>>>>>

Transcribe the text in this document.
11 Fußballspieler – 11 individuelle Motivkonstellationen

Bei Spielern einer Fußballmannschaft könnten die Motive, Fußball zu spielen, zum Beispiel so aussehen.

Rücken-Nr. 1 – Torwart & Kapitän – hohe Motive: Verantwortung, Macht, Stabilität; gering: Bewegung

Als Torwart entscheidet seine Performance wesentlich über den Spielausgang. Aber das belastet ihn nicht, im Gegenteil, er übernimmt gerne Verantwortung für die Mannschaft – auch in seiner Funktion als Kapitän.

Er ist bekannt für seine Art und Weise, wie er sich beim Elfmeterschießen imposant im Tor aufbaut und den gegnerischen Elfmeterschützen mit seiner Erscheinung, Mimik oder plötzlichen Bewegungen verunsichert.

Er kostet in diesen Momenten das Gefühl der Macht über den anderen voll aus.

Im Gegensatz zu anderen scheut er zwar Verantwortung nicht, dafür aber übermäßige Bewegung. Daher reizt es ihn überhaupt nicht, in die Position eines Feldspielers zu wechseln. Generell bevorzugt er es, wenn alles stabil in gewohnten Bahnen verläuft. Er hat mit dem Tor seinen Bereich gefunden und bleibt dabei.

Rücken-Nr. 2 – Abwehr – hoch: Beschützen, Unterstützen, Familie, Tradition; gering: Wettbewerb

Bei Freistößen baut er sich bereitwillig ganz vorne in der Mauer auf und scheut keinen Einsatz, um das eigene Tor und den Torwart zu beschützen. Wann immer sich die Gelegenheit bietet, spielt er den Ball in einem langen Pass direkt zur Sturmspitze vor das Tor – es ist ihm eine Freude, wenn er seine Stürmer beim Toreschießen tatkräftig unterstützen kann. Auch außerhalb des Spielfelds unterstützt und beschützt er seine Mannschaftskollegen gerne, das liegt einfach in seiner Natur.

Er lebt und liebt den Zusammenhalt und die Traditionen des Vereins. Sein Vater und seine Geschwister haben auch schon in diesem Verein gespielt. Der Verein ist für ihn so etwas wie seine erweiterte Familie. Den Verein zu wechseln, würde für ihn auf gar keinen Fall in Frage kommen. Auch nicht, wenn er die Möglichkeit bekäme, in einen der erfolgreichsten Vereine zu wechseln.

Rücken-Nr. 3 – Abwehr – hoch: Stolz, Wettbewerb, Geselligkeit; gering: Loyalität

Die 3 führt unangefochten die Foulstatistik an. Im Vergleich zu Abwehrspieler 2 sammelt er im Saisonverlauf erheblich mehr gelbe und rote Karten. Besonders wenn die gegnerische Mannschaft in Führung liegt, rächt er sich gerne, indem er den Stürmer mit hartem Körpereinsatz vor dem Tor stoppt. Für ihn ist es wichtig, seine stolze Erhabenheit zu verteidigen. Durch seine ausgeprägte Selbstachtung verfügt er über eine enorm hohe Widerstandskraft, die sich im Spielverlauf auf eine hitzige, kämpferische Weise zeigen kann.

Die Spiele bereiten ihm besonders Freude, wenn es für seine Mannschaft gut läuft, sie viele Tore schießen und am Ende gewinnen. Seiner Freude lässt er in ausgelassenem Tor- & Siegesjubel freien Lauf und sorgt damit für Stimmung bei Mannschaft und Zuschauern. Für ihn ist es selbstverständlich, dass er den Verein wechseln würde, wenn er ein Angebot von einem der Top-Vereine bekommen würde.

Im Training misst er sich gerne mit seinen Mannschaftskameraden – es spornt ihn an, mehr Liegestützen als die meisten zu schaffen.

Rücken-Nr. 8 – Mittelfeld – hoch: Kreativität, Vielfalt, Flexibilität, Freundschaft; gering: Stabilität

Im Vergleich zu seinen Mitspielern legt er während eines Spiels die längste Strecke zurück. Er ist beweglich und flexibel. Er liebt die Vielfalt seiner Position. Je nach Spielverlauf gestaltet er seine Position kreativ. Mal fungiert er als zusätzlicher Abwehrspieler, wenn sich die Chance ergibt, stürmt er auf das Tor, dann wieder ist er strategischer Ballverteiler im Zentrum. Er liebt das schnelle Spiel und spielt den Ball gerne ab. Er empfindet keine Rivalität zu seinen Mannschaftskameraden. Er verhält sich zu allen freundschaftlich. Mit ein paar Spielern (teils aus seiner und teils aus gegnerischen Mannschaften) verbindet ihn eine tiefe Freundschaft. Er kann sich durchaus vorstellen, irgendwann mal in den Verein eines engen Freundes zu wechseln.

<<<<<

* **What is being asked**:
Gather each line of the listing that holds the string "hoch".

* **Result of the exercise**:
Rücken-Nr. 2 – Abwehr – hoch: Beschützen, Unterstützen, Familie, Tradition; gering: Wettbewerb
Rücken-Nr. 3 – Abwehr – hoch: Stolz, Wettbewerb, Geselligkeit; gering: Loyalität
Rücken-Nr. 8 – Mittelfeld – hoch: Kreativität, Vielfalt, Flexibilität, Freundschaft; gering: Stabilität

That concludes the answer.